• Task directions:
Restate the full listing word for word and leave the pictures out.

• Input for this task:
:::::
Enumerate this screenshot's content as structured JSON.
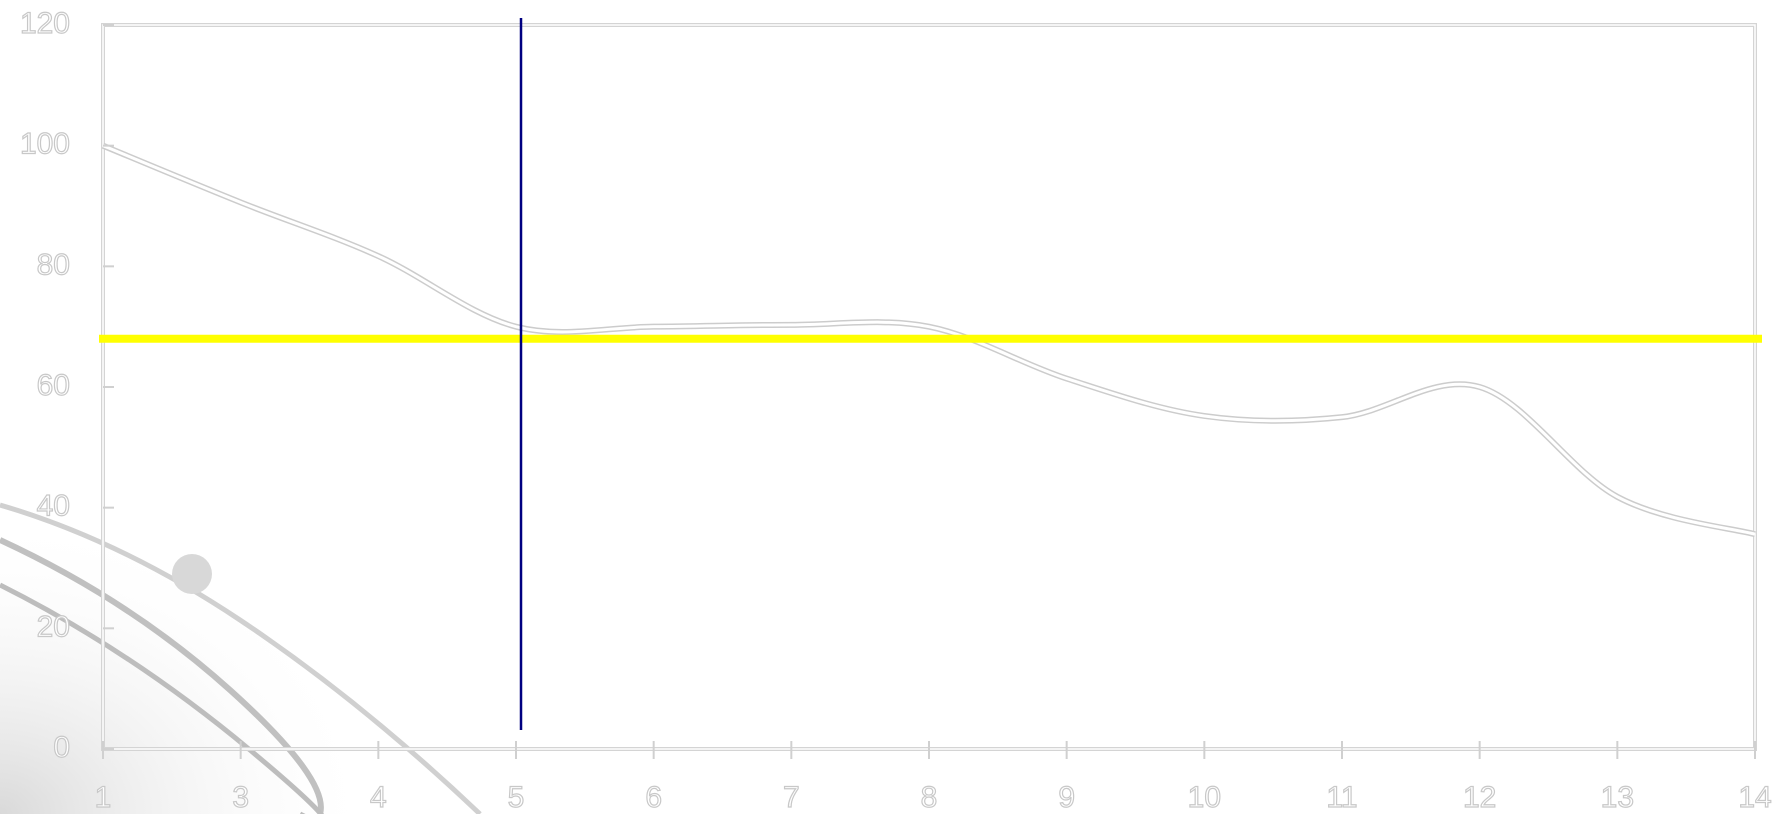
{
  "chart_data": {
    "type": "line",
    "categories": [
      "1",
      "3",
      "4",
      "5",
      "6",
      "7",
      "8",
      "9",
      "10",
      "11",
      "12",
      "13",
      "14"
    ],
    "series": [
      {
        "color": "#cccccc",
        "values": [
          100,
          90.6,
          81.7,
          70,
          70,
          70.3,
          70,
          61.4,
          55.2,
          55,
          60,
          41.8,
          35.6
        ]
      }
    ],
    "ylim": [
      0,
      120
    ],
    "yticks": [
      0,
      20,
      40,
      60,
      80,
      100,
      120
    ],
    "reference_line": {
      "value": 68,
      "color": "#ffff00"
    }
  }
}
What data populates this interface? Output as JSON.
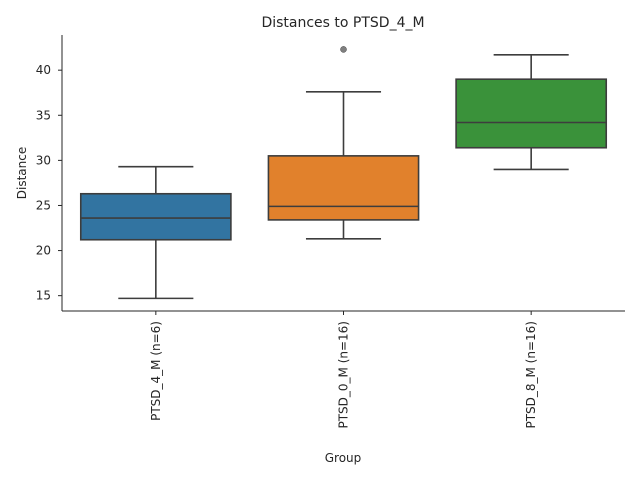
{
  "chart_data": {
    "type": "box",
    "title": "Distances to PTSD_4_M",
    "xlabel": "Group",
    "ylabel": "Distance",
    "ylim": [
      13.3,
      43.9
    ],
    "yticks": [
      15,
      20,
      25,
      30,
      35,
      40
    ],
    "categories": [
      "PTSD_4_M (n=6)",
      "PTSD_0_M (n=16)",
      "PTSD_8_M (n=16)"
    ],
    "boxes": [
      {
        "group": "PTSD_4_M (n=6)",
        "whisker_low": 14.7,
        "q1": 21.2,
        "median": 23.6,
        "q3": 26.3,
        "whisker_high": 29.3,
        "outliers": [],
        "color": "#3274a1"
      },
      {
        "group": "PTSD_0_M (n=16)",
        "whisker_low": 21.3,
        "q1": 23.4,
        "median": 24.9,
        "q3": 30.5,
        "whisker_high": 37.6,
        "outliers": [
          42.3
        ],
        "color": "#e1812c"
      },
      {
        "group": "PTSD_8_M (n=16)",
        "whisker_low": 29.0,
        "q1": 31.4,
        "median": 34.2,
        "q3": 39.0,
        "whisker_high": 41.7,
        "outliers": [],
        "color": "#3a923a"
      }
    ],
    "line_color": "#3d3d3d",
    "outlier_color": "#7f7f7f"
  }
}
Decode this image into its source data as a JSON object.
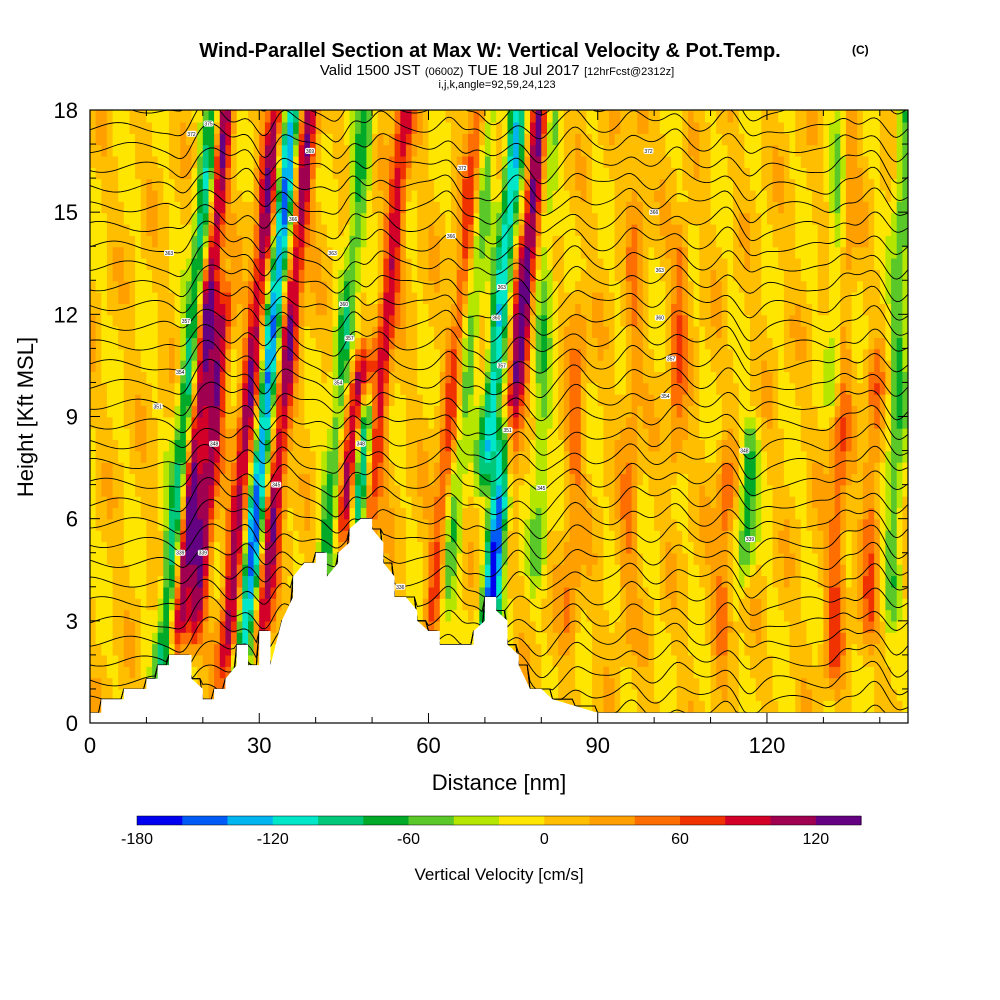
:::::
• Answer to this task:
Enumerate this screenshot's content as structured JSON.
{
  "chart_data": {
    "type": "line",
    "categories": [
      "1",
      "3",
      "4",
      "5",
      "6",
      "7",
      "8",
      "9",
      "10",
      "11",
      "12",
      "13",
      "14"
    ],
    "series": [
      {
        "color": "#cccccc",
        "values": [
          100,
          90.6,
          81.7,
          70,
          70,
          70.3,
          70,
          61.4,
          55.2,
          55,
          60,
          41.8,
          35.6
        ]
      }
    ],
    "ylim": [
      0,
      120
    ],
    "yticks": [
      0,
      20,
      40,
      60,
      80,
      100,
      120
    ],
    "reference_line": {
      "value": 68,
      "color": "#ffff00"
    }
  }
}
What data populates this interface? Output as JSON.
{
  "chart_data": {
    "type": "box",
    "title": "Distances to PTSD_4_M",
    "xlabel": "Group",
    "ylabel": "Distance",
    "ylim": [
      13.3,
      43.9
    ],
    "yticks": [
      15,
      20,
      25,
      30,
      35,
      40
    ],
    "categories": [
      "PTSD_4_M (n=6)",
      "PTSD_0_M (n=16)",
      "PTSD_8_M (n=16)"
    ],
    "boxes": [
      {
        "group": "PTSD_4_M (n=6)",
        "whisker_low": 14.7,
        "q1": 21.2,
        "median": 23.6,
        "q3": 26.3,
        "whisker_high": 29.3,
        "outliers": [],
        "color": "#3274a1"
      },
      {
        "group": "PTSD_0_M (n=16)",
        "whisker_low": 21.3,
        "q1": 23.4,
        "median": 24.9,
        "q3": 30.5,
        "whisker_high": 37.6,
        "outliers": [
          42.3
        ],
        "color": "#e1812c"
      },
      {
        "group": "PTSD_8_M (n=16)",
        "whisker_low": 29.0,
        "q1": 31.4,
        "median": 34.2,
        "q3": 39.0,
        "whisker_high": 41.7,
        "outliers": [],
        "color": "#3a923a"
      }
    ],
    "line_color": "#3d3d3d",
    "outlier_color": "#7f7f7f"
  }
}
Decode this image into its source data as a JSON object.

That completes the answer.